#### Set task:
Output all entries verbatim. Skip pictures.

--

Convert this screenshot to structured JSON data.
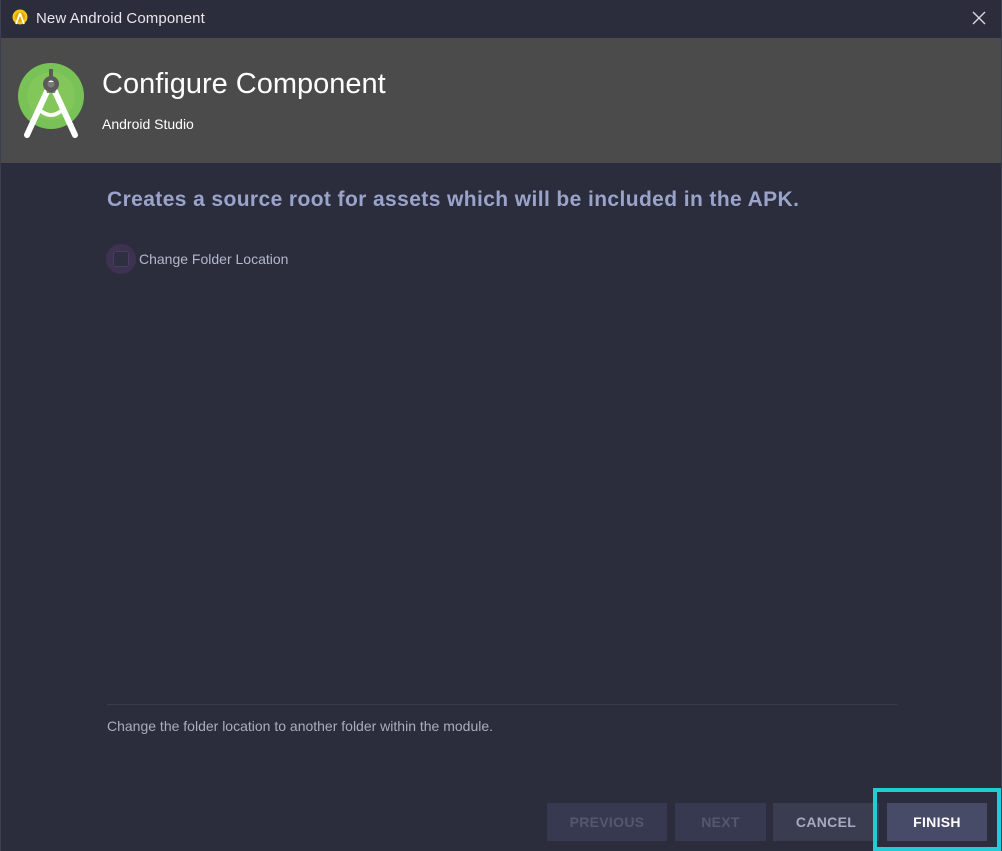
{
  "window": {
    "title": "New Android Component",
    "close_icon": "close-icon",
    "app_icon": "android-studio-app-icon"
  },
  "header": {
    "title": "Configure Component",
    "subtitle": "Android Studio",
    "logo_icon": "android-studio-logo-icon",
    "background_color": "#4b4b4b"
  },
  "content": {
    "description": "Creates a source root for assets which will be included in the APK.",
    "change_folder_checkbox": {
      "label": "Change Folder Location",
      "checked": false
    },
    "help_text": "Change the folder location to another folder within the module."
  },
  "footer": {
    "previous_label": "PREVIOUS",
    "next_label": "NEXT",
    "cancel_label": "CANCEL",
    "finish_label": "FINISH",
    "highlight_color": "#22cbd6"
  },
  "colors": {
    "background": "#2b2d3d",
    "accent_text": "#9aa3c9"
  }
}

--

#### Reply:
Convert this screenshot to structured JSON data.
{
  "window": {
    "title": "New Android Component",
    "close_icon": "close-icon",
    "app_icon": "android-studio-app-icon"
  },
  "header": {
    "title": "Configure Component",
    "subtitle": "Android Studio",
    "logo_icon": "android-studio-logo-icon",
    "background_color": "#4b4b4b"
  },
  "content": {
    "description": "Creates a source root for assets which will be included in the APK.",
    "change_folder_checkbox": {
      "label": "Change Folder Location",
      "checked": false
    },
    "help_text": "Change the folder location to another folder within the module."
  },
  "footer": {
    "previous_label": "PREVIOUS",
    "next_label": "NEXT",
    "cancel_label": "CANCEL",
    "finish_label": "FINISH",
    "highlight_color": "#22cbd6"
  },
  "colors": {
    "background": "#2b2d3d",
    "accent_text": "#9aa3c9"
  }
}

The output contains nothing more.